→ Task prompt:
From the listing below, pull out the lines that hold "things".

→ Material to process:

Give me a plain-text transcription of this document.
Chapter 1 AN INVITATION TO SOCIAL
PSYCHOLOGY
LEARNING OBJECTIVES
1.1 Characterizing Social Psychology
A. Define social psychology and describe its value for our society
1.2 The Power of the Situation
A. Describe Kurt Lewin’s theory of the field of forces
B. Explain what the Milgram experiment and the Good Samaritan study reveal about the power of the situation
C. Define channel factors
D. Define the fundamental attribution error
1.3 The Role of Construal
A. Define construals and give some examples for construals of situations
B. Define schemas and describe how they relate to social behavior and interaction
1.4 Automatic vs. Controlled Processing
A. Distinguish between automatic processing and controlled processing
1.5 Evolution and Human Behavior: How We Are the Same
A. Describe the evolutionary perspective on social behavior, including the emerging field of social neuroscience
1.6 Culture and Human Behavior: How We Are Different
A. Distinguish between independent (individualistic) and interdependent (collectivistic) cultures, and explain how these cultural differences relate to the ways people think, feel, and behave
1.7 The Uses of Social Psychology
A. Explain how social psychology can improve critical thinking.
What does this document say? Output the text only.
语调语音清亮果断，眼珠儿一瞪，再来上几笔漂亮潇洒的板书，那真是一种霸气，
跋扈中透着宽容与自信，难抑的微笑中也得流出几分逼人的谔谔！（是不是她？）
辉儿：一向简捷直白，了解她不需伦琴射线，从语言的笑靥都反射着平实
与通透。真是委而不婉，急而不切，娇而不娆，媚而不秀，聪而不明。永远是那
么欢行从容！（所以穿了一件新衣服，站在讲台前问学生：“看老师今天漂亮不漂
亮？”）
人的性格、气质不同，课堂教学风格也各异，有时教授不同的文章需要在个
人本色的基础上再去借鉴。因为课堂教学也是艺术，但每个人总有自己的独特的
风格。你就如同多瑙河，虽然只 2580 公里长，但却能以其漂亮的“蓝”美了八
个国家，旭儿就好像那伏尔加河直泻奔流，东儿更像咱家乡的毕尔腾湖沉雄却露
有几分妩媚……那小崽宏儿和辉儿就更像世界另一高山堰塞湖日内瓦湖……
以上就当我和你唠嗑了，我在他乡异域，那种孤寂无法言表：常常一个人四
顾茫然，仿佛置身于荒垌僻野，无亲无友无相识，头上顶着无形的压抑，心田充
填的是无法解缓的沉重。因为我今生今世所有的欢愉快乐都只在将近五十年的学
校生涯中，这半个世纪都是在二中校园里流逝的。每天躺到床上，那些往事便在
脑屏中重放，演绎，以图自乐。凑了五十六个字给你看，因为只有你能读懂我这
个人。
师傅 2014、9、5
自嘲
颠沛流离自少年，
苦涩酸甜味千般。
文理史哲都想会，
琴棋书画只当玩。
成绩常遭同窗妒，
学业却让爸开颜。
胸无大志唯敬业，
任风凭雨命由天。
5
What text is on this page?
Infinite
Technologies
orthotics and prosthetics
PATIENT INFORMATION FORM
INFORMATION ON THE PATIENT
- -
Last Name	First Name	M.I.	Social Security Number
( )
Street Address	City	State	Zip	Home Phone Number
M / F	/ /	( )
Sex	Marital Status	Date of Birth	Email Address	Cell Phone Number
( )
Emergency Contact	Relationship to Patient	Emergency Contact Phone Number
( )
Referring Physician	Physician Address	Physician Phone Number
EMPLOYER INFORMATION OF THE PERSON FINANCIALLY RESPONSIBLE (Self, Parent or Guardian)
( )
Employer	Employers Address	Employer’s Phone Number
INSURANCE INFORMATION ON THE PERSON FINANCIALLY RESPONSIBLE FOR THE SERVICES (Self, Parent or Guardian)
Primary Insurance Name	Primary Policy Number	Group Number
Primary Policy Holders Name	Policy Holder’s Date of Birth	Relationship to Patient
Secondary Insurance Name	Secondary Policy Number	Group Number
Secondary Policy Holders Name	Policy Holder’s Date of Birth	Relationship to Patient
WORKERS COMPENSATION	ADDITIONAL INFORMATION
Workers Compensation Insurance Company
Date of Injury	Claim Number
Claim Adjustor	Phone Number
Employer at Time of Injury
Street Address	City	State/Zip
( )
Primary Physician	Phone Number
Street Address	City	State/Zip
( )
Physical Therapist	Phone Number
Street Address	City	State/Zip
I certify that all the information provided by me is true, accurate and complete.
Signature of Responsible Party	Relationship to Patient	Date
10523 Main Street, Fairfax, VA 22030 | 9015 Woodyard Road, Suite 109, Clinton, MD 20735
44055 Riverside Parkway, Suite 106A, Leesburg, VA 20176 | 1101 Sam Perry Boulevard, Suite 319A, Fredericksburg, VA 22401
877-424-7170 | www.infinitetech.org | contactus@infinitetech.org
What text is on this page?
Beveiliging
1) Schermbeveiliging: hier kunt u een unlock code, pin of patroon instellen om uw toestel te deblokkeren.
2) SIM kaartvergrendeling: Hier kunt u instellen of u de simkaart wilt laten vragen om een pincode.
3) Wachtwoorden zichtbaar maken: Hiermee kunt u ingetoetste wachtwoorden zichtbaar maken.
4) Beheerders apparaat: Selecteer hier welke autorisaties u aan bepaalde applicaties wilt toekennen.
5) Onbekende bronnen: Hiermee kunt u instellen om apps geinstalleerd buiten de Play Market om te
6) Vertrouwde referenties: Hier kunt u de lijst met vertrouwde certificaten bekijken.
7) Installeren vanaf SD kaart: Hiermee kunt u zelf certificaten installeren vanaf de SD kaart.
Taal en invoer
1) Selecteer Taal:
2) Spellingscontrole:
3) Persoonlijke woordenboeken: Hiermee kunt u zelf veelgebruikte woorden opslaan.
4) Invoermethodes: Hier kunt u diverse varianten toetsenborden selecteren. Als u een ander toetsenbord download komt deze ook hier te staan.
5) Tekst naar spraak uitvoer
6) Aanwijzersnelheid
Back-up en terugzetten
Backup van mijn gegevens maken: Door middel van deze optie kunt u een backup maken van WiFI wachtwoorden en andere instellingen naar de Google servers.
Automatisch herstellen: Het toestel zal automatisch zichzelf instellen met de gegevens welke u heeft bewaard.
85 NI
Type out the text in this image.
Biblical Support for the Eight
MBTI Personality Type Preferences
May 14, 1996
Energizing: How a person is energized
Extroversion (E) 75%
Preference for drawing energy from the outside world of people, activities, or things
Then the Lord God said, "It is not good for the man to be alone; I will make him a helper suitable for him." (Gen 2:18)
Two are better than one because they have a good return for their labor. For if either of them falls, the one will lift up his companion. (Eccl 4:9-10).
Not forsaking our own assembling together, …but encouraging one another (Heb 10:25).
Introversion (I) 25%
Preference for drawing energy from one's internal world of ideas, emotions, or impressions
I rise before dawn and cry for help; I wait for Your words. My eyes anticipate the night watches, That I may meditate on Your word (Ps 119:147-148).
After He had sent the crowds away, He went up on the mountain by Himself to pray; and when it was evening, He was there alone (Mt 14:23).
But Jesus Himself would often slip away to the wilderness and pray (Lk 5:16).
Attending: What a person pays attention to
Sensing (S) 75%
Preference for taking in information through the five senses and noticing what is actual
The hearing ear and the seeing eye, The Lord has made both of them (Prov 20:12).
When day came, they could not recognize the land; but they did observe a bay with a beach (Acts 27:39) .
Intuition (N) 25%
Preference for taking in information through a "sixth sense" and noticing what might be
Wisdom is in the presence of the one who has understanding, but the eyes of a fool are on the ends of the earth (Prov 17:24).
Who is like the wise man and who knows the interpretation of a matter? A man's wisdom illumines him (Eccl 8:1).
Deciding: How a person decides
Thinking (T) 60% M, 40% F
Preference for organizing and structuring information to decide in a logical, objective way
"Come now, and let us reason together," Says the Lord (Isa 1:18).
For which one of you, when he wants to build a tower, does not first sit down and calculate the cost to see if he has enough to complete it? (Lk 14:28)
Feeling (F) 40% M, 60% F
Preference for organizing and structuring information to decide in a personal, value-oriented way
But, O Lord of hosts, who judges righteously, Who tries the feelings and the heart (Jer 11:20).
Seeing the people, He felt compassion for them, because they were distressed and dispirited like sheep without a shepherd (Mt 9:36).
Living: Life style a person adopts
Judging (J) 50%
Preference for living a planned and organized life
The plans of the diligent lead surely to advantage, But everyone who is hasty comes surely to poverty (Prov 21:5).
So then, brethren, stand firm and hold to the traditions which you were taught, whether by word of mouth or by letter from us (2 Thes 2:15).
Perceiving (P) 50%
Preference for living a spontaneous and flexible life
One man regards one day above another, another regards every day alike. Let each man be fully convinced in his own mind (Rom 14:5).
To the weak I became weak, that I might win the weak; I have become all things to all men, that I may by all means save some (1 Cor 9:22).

→ Answer to the task:
Preference for drawing energy from the outside world of people, activities, or things
To the weak I became weak, that I might win the weak; I have become all things to all men, that I may by all means save some (1 Cor 9:22).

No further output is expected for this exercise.